-- Data entries --
————
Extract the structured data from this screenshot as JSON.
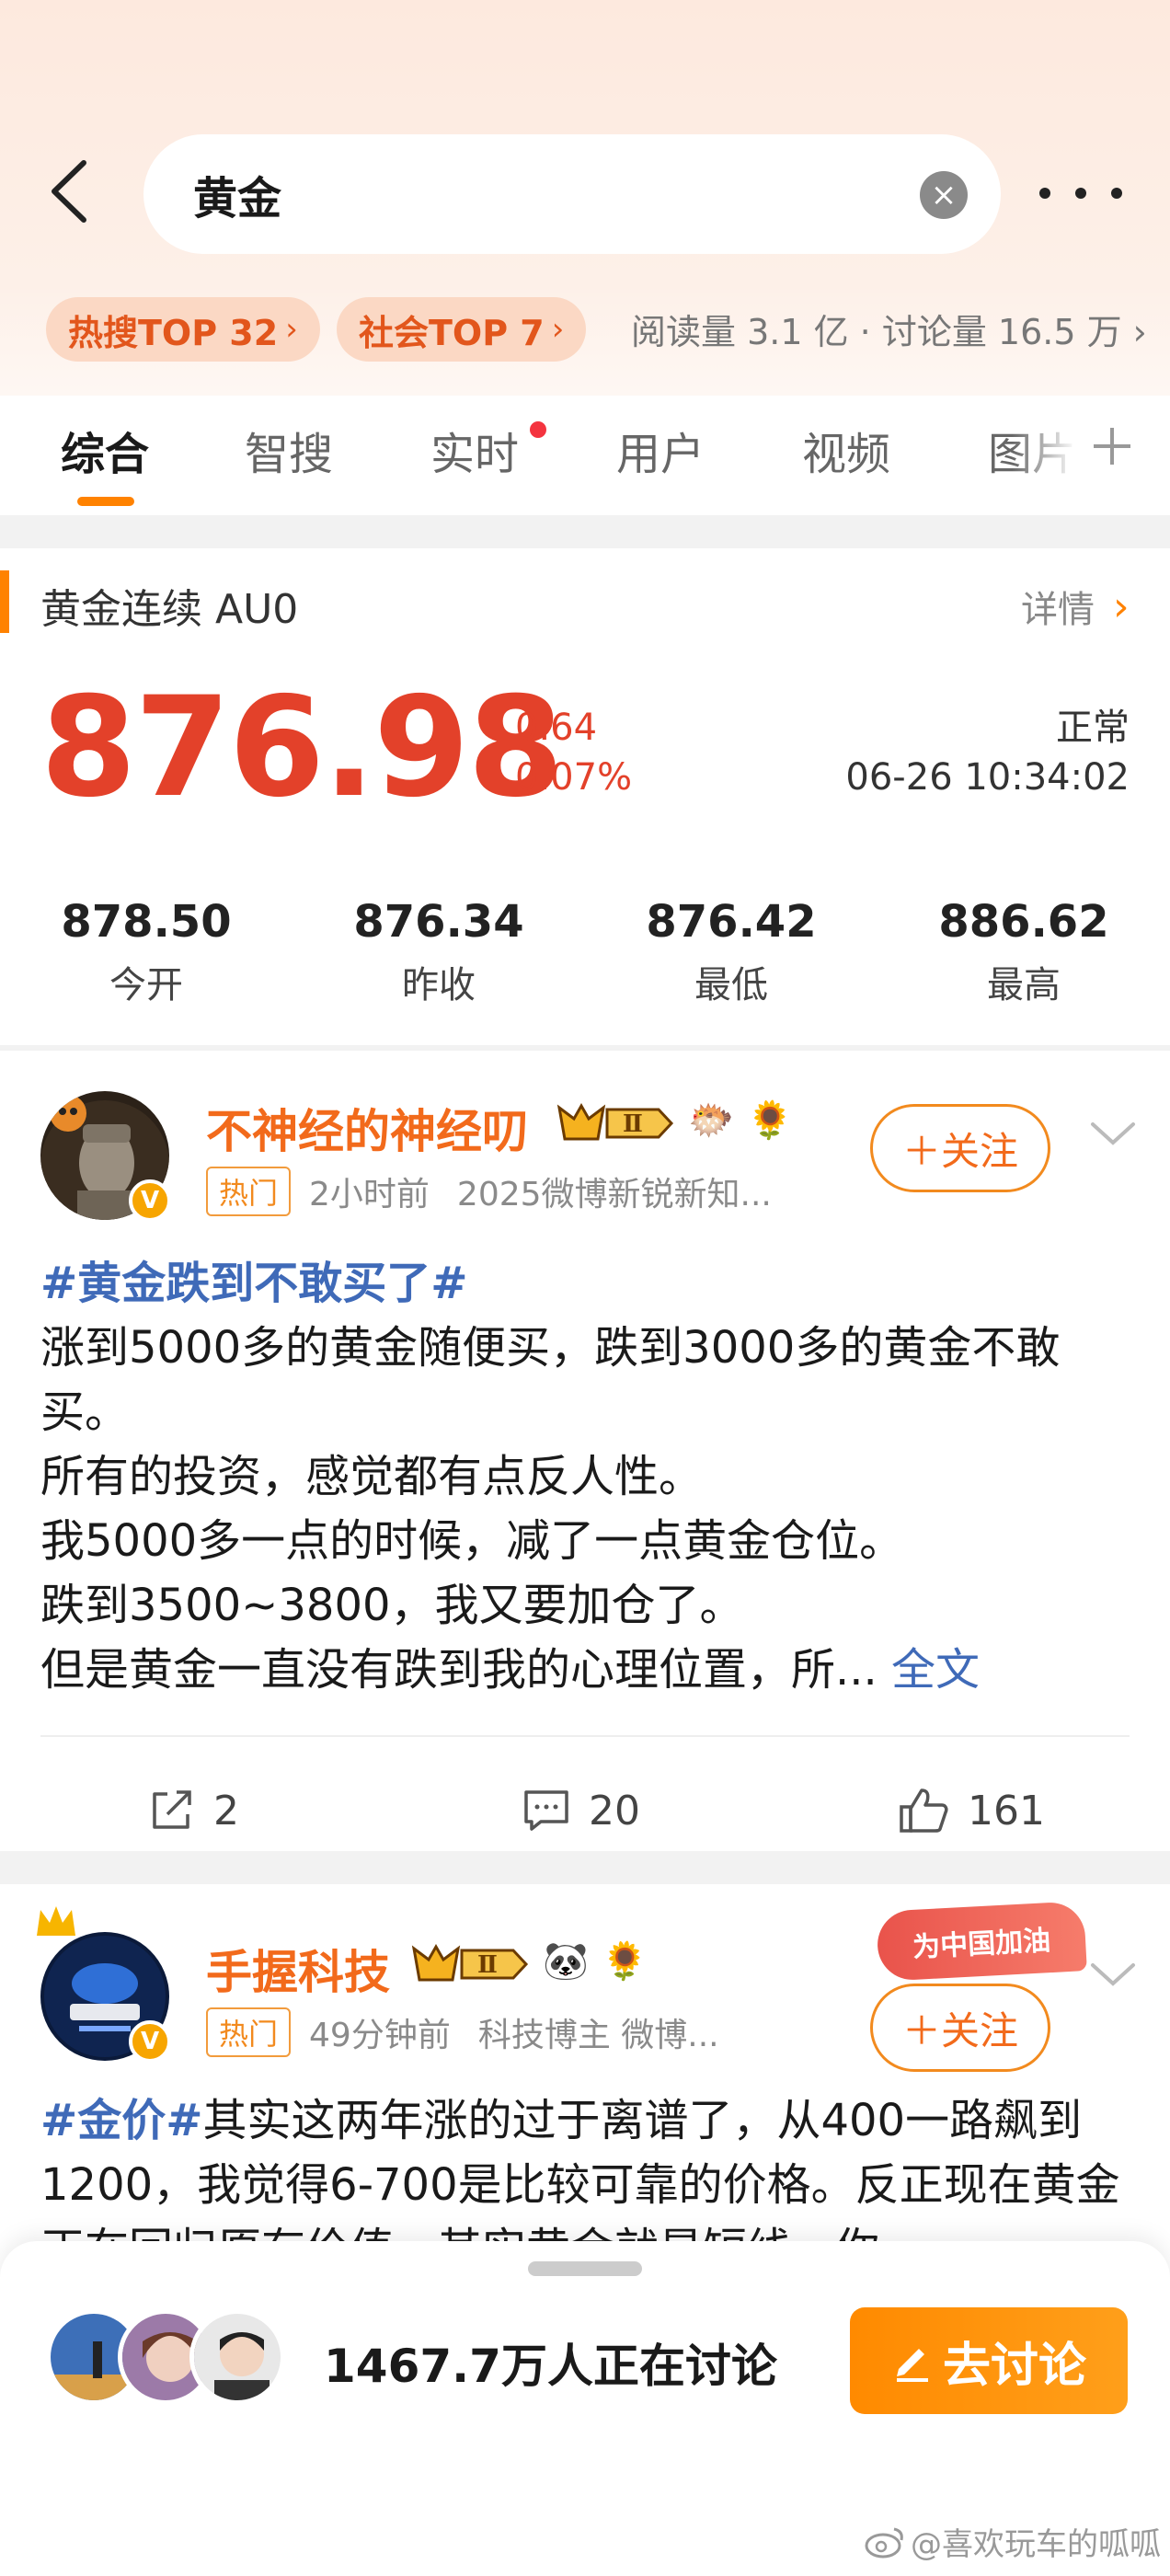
{
  "search": {
    "query": "黄金"
  },
  "hot_pills": [
    {
      "label": "热搜TOP 32",
      "chevron": "›"
    },
    {
      "label": "社会TOP 7",
      "chevron": "›"
    }
  ],
  "stats_line": "阅读量 3.1 亿 · 讨论量 16.5 万 ›",
  "tabs": [
    "综合",
    "智搜",
    "实时",
    "用户",
    "视频",
    "图片"
  ],
  "active_tab": "综合",
  "gold": {
    "title": "黄金连续 AU0",
    "detail": "详情",
    "price": "876.98",
    "change_abs": "0.64",
    "change_pct": "0.07%",
    "status": "正常",
    "time": "06-26 10:34:02",
    "stats": [
      {
        "value": "878.50",
        "label": "今开"
      },
      {
        "value": "876.34",
        "label": "昨收"
      },
      {
        "value": "876.42",
        "label": "最低"
      },
      {
        "value": "886.62",
        "label": "最高"
      }
    ],
    "accent_color": "#e3412a"
  },
  "posts": [
    {
      "username": "不神经的神经叨",
      "level": "Ⅱ",
      "hot_tag": "热门",
      "time": "2小时前",
      "source": "2025微博新锐新知...",
      "follow": "＋关注",
      "topic": "#黄金跌到不敢买了#",
      "lines": [
        "涨到5000多的黄金随便买，跌到3000多的黄金不敢买。",
        "所有的投资，感觉都有点反人性。",
        "我5000多一点的时候，减了一点黄金仓位。",
        "跌到3500~3800，我又要加仓了。",
        "但是黄金一直没有跌到我的心理位置，所..."
      ],
      "full_text": "全文",
      "reposts": "2",
      "comments": "20",
      "likes": "161"
    },
    {
      "username": "手握科技",
      "level": "Ⅱ",
      "hot_tag": "热门",
      "time": "49分钟前",
      "source": "科技博主 微博...",
      "follow": "＋关注",
      "promo": "为中国加油",
      "topic": "#金价#",
      "body": "其实这两年涨的过于离谱了，从400一路飙到1200，我觉得6-700是比较可靠的价格。反正现在黄金正在回归原有价值，其实黄金就是短线，你"
    }
  ],
  "bottom": {
    "discussing": "1467.7万人正在讨论",
    "discuss_button": "去讨论"
  },
  "watermark": "@喜欢玩车的呱呱"
}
————
-- WHAT IS EXPECTED --
Select and copy every line of the listing with the word "label".

-- THE REPLY --
      "label": "热搜TOP 32",
      "label": "社会TOP 7",
        "label": "今开"
        "label": "昨收"
        "label": "最低"
        "label": "最高"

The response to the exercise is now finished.